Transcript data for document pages
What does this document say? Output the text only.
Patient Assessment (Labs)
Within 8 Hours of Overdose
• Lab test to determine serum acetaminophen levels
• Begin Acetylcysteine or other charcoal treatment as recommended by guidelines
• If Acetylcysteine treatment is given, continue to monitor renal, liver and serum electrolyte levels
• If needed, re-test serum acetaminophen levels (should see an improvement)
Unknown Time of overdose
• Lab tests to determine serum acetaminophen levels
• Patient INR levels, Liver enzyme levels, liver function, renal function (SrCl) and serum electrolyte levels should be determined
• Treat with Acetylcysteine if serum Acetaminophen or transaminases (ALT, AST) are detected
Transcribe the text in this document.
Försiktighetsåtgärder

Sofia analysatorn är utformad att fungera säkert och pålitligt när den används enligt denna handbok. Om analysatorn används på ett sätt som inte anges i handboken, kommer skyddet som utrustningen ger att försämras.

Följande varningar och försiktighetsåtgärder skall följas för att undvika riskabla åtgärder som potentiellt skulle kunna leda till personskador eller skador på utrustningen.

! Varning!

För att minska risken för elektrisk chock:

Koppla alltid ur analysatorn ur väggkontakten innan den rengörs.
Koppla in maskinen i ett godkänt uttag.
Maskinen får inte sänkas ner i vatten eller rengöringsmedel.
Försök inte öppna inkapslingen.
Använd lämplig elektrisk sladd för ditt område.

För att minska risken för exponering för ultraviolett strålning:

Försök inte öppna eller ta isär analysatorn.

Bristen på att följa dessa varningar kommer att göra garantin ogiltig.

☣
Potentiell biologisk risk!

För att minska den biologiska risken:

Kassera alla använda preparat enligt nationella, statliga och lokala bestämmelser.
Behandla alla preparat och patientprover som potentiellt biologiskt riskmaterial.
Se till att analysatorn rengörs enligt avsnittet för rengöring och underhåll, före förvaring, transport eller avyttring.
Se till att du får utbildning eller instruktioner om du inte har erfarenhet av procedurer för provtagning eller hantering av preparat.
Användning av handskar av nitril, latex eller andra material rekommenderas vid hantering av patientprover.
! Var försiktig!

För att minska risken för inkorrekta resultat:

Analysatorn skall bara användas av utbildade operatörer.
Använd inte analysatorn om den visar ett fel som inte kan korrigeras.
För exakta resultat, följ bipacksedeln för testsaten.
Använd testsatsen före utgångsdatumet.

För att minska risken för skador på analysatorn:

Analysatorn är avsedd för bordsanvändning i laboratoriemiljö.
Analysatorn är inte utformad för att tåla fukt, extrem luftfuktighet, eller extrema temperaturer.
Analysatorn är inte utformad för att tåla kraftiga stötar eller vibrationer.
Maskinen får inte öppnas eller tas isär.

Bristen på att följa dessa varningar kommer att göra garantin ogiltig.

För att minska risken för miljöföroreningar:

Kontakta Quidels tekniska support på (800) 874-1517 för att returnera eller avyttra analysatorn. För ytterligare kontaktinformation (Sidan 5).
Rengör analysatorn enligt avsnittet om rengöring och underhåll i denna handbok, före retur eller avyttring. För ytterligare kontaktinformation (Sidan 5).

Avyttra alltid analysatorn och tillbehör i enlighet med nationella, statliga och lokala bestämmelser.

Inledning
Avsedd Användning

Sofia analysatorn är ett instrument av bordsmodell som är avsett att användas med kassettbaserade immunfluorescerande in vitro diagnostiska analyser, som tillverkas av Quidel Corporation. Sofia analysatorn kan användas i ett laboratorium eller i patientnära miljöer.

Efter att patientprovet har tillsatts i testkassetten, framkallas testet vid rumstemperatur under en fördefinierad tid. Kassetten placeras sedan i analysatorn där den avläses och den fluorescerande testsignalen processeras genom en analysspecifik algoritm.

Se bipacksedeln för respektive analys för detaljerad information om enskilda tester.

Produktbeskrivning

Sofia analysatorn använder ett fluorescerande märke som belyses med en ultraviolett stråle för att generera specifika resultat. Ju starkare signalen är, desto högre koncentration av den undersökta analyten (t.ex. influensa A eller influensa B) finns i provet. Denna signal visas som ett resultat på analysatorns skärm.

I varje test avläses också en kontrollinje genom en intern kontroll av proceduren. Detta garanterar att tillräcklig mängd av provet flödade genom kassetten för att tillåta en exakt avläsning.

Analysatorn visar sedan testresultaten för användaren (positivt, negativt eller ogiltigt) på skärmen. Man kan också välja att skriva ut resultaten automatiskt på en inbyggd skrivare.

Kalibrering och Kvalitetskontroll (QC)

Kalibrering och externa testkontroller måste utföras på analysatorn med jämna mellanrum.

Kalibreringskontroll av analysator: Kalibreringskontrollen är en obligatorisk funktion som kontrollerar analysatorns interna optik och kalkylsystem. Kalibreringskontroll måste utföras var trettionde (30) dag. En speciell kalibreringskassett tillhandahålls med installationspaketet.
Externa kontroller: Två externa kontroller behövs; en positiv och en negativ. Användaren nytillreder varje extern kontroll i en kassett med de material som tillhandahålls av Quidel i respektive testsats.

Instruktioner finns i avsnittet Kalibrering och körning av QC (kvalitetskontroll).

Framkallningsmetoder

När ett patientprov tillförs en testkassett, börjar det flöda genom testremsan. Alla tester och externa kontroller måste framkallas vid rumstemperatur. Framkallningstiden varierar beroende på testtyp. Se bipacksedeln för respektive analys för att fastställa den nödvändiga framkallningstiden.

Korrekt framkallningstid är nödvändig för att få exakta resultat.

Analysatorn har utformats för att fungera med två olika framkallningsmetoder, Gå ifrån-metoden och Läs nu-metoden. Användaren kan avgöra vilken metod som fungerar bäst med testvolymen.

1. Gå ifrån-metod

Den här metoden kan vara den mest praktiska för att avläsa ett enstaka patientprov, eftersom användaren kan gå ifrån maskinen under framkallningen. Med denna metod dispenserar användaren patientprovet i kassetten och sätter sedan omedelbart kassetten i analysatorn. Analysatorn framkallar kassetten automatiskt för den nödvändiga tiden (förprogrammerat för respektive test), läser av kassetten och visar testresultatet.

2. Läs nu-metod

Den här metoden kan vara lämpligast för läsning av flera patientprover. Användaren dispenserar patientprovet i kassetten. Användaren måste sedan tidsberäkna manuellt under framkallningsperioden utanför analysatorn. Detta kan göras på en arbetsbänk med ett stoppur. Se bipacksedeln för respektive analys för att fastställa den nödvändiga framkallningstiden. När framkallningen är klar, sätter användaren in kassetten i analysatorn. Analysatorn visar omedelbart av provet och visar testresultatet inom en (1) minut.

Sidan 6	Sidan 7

Problem statement =
Please find all lines of the entries that hold the string "skall" and copy them.

Solution for this problem =
Följande varningar och försiktighetsåtgärder skall följas för att undvika riskabla åtgärder som potentiellt skulle kunna leda till personskador eller skador på utrustningen.
Analysatorn skall bara användas av utbildade operatörer.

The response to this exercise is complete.